*Dataset items:*
☆ ☆ ☆
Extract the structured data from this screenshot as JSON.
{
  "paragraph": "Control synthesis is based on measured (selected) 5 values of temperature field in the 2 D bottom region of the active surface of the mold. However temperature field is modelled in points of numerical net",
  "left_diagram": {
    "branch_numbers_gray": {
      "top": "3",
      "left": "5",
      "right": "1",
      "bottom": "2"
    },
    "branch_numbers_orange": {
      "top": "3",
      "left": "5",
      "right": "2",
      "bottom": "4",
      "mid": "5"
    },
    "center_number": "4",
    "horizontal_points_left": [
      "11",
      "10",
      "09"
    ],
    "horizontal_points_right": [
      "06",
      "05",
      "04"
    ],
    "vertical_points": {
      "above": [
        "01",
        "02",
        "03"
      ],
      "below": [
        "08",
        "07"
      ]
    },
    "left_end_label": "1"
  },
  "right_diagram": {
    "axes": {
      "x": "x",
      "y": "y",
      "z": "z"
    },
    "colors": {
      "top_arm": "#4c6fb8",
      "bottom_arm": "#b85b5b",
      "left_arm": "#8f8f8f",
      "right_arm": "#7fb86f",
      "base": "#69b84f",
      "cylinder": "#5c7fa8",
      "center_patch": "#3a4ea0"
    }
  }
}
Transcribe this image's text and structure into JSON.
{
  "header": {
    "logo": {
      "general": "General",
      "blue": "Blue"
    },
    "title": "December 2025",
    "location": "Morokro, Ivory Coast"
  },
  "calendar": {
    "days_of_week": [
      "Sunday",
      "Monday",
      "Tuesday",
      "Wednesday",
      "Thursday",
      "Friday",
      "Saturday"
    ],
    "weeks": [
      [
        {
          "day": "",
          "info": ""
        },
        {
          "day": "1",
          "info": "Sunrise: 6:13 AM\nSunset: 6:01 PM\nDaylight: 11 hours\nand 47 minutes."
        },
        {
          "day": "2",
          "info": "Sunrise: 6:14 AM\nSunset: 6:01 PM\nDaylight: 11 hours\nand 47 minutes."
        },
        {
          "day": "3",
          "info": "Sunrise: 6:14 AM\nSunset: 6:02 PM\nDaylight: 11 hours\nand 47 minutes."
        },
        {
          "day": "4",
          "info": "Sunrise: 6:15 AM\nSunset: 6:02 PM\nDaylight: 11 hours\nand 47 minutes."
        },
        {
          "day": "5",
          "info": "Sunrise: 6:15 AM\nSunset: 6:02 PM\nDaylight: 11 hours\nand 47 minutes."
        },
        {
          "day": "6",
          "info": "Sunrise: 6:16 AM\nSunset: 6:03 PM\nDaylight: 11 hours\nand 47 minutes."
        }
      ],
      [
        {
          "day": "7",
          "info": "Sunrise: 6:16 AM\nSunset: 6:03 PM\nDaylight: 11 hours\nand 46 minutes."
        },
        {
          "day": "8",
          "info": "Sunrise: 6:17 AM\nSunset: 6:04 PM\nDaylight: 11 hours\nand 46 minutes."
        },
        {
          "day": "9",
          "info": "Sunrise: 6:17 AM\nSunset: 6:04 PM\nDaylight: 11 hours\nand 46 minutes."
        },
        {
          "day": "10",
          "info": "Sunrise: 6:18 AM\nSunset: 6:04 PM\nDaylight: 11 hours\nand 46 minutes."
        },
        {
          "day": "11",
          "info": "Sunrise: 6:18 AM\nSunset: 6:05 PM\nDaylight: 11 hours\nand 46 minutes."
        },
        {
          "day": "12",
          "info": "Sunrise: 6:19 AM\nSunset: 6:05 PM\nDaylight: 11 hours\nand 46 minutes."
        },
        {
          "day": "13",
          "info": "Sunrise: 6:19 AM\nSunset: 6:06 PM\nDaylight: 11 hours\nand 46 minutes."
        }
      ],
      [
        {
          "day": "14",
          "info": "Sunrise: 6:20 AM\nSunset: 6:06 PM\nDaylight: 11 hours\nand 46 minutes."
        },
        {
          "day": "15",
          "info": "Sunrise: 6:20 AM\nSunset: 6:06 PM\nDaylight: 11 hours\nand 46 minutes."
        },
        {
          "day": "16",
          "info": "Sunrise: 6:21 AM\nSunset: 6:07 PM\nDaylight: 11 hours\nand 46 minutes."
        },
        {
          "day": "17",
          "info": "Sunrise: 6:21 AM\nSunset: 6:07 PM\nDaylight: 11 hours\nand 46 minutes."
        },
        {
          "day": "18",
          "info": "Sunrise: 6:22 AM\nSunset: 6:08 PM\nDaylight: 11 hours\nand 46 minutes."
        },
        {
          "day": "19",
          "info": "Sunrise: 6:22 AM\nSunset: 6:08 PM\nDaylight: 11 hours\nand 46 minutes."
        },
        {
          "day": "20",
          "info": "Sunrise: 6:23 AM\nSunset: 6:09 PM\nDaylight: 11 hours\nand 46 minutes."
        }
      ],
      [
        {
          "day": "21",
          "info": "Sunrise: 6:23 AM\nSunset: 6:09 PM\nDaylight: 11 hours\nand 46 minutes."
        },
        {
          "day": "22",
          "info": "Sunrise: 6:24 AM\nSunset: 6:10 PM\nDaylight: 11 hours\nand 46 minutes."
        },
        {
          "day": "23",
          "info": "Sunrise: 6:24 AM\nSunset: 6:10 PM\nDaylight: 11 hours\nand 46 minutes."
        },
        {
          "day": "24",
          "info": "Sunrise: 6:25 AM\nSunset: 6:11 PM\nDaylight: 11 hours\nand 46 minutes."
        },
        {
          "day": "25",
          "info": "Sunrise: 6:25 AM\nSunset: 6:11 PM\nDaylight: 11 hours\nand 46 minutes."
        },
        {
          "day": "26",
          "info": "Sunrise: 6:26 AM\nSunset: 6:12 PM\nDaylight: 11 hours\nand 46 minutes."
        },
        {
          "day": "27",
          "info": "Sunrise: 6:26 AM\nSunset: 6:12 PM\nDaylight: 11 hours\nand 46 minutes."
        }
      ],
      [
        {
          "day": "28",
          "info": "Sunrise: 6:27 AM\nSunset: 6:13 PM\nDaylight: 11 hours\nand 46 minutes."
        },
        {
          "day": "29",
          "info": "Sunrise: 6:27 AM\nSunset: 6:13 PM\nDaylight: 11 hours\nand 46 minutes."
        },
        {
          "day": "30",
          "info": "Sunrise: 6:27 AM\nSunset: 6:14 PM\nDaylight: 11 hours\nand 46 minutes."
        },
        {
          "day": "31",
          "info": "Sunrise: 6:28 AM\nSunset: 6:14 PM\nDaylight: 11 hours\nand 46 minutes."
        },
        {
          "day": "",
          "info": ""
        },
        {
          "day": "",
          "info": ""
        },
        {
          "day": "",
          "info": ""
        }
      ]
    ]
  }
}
☆ ☆ ☆
Give back all the data exactly as written.

Extract the structured data from this screenshot as JSON.
{
  "paragraph": "Control synthesis is based on measured (selected) 5 values of temperature field in the 2 D bottom region of the active surface of the mold. However temperature field is modelled in points of numerical net",
  "left_diagram": {
    "branch_numbers_gray": {
      "top": "3",
      "left": "5",
      "right": "1",
      "bottom": "2"
    },
    "branch_numbers_orange": {
      "top": "3",
      "left": "5",
      "right": "2",
      "bottom": "4",
      "mid": "5"
    },
    "center_number": "4",
    "horizontal_points_left": [
      "11",
      "10",
      "09"
    ],
    "horizontal_points_right": [
      "06",
      "05",
      "04"
    ],
    "vertical_points": {
      "above": [
        "01",
        "02",
        "03"
      ],
      "below": [
        "08",
        "07"
      ]
    },
    "left_end_label": "1"
  },
  "right_diagram": {
    "axes": {
      "x": "x",
      "y": "y",
      "z": "z"
    },
    "colors": {
      "top_arm": "#4c6fb8",
      "bottom_arm": "#b85b5b",
      "left_arm": "#8f8f8f",
      "right_arm": "#7fb86f",
      "base": "#69b84f",
      "cylinder": "#5c7fa8",
      "center_patch": "#3a4ea0"
    }
  }
}
Transcribe this image's text and structure into JSON.
{
  "header": {
    "logo": {
      "general": "General",
      "blue": "Blue"
    },
    "title": "December 2025",
    "location": "Morokro, Ivory Coast"
  },
  "calendar": {
    "days_of_week": [
      "Sunday",
      "Monday",
      "Tuesday",
      "Wednesday",
      "Thursday",
      "Friday",
      "Saturday"
    ],
    "weeks": [
      [
        {
          "day": "",
          "info": ""
        },
        {
          "day": "1",
          "info": "Sunrise: 6:13 AM\nSunset: 6:01 PM\nDaylight: 11 hours\nand 47 minutes."
        },
        {
          "day": "2",
          "info": "Sunrise: 6:14 AM\nSunset: 6:01 PM\nDaylight: 11 hours\nand 47 minutes."
        },
        {
          "day": "3",
          "info": "Sunrise: 6:14 AM\nSunset: 6:02 PM\nDaylight: 11 hours\nand 47 minutes."
        },
        {
          "day": "4",
          "info": "Sunrise: 6:15 AM\nSunset: 6:02 PM\nDaylight: 11 hours\nand 47 minutes."
        },
        {
          "day": "5",
          "info": "Sunrise: 6:15 AM\nSunset: 6:02 PM\nDaylight: 11 hours\nand 47 minutes."
        },
        {
          "day": "6",
          "info": "Sunrise: 6:16 AM\nSunset: 6:03 PM\nDaylight: 11 hours\nand 47 minutes."
        }
      ],
      [
        {
          "day": "7",
          "info": "Sunrise: 6:16 AM\nSunset: 6:03 PM\nDaylight: 11 hours\nand 46 minutes."
        },
        {
          "day": "8",
          "info": "Sunrise: 6:17 AM\nSunset: 6:04 PM\nDaylight: 11 hours\nand 46 minutes."
        },
        {
          "day": "9",
          "info": "Sunrise: 6:17 AM\nSunset: 6:04 PM\nDaylight: 11 hours\nand 46 minutes."
        },
        {
          "day": "10",
          "info": "Sunrise: 6:18 AM\nSunset: 6:04 PM\nDaylight: 11 hours\nand 46 minutes."
        },
        {
          "day": "11",
          "info": "Sunrise: 6:18 AM\nSunset: 6:05 PM\nDaylight: 11 hours\nand 46 minutes."
        },
        {
          "day": "12",
          "info": "Sunrise: 6:19 AM\nSunset: 6:05 PM\nDaylight: 11 hours\nand 46 minutes."
        },
        {
          "day": "13",
          "info": "Sunrise: 6:19 AM\nSunset: 6:06 PM\nDaylight: 11 hours\nand 46 minutes."
        }
      ],
      [
        {
          "day": "14",
          "info": "Sunrise: 6:20 AM\nSunset: 6:06 PM\nDaylight: 11 hours\nand 46 minutes."
        },
        {
          "day": "15",
          "info": "Sunrise: 6:20 AM\nSunset: 6:06 PM\nDaylight: 11 hours\nand 46 minutes."
        },
        {
          "day": "16",
          "info": "Sunrise: 6:21 AM\nSunset: 6:07 PM\nDaylight: 11 hours\nand 46 minutes."
        },
        {
          "day": "17",
          "info": "Sunrise: 6:21 AM\nSunset: 6:07 PM\nDaylight: 11 hours\nand 46 minutes."
        },
        {
          "day": "18",
          "info": "Sunrise: 6:22 AM\nSunset: 6:08 PM\nDaylight: 11 hours\nand 46 minutes."
        },
        {
          "day": "19",
          "info": "Sunrise: 6:22 AM\nSunset: 6:08 PM\nDaylight: 11 hours\nand 46 minutes."
        },
        {
          "day": "20",
          "info": "Sunrise: 6:23 AM\nSunset: 6:09 PM\nDaylight: 11 hours\nand 46 minutes."
        }
      ],
      [
        {
          "day": "21",
          "info": "Sunrise: 6:23 AM\nSunset: 6:09 PM\nDaylight: 11 hours\nand 46 minutes."
        },
        {
          "day": "22",
          "info": "Sunrise: 6:24 AM\nSunset: 6:10 PM\nDaylight: 11 hours\nand 46 minutes."
        },
        {
          "day": "23",
          "info": "Sunrise: 6:24 AM\nSunset: 6:10 PM\nDaylight: 11 hours\nand 46 minutes."
        },
        {
          "day": "24",
          "info": "Sunrise: 6:25 AM\nSunset: 6:11 PM\nDaylight: 11 hours\nand 46 minutes."
        },
        {
          "day": "25",
          "info": "Sunrise: 6:25 AM\nSunset: 6:11 PM\nDaylight: 11 hours\nand 46 minutes."
        },
        {
          "day": "26",
          "info": "Sunrise: 6:26 AM\nSunset: 6:12 PM\nDaylight: 11 hours\nand 46 minutes."
        },
        {
          "day": "27",
          "info": "Sunrise: 6:26 AM\nSunset: 6:12 PM\nDaylight: 11 hours\nand 46 minutes."
        }
      ],
      [
        {
          "day": "28",
          "info": "Sunrise: 6:27 AM\nSunset: 6:13 PM\nDaylight: 11 hours\nand 46 minutes."
        },
        {
          "day": "29",
          "info": "Sunrise: 6:27 AM\nSunset: 6:13 PM\nDaylight: 11 hours\nand 46 minutes."
        },
        {
          "day": "30",
          "info": "Sunrise: 6:27 AM\nSunset: 6:14 PM\nDaylight: 11 hours\nand 46 minutes."
        },
        {
          "day": "31",
          "info": "Sunrise: 6:28 AM\nSunset: 6:14 PM\nDaylight: 11 hours\nand 46 minutes."
        },
        {
          "day": "",
          "info": ""
        },
        {
          "day": "",
          "info": ""
        },
        {
          "day": "",
          "info": ""
        }
      ]
    ]
  }
}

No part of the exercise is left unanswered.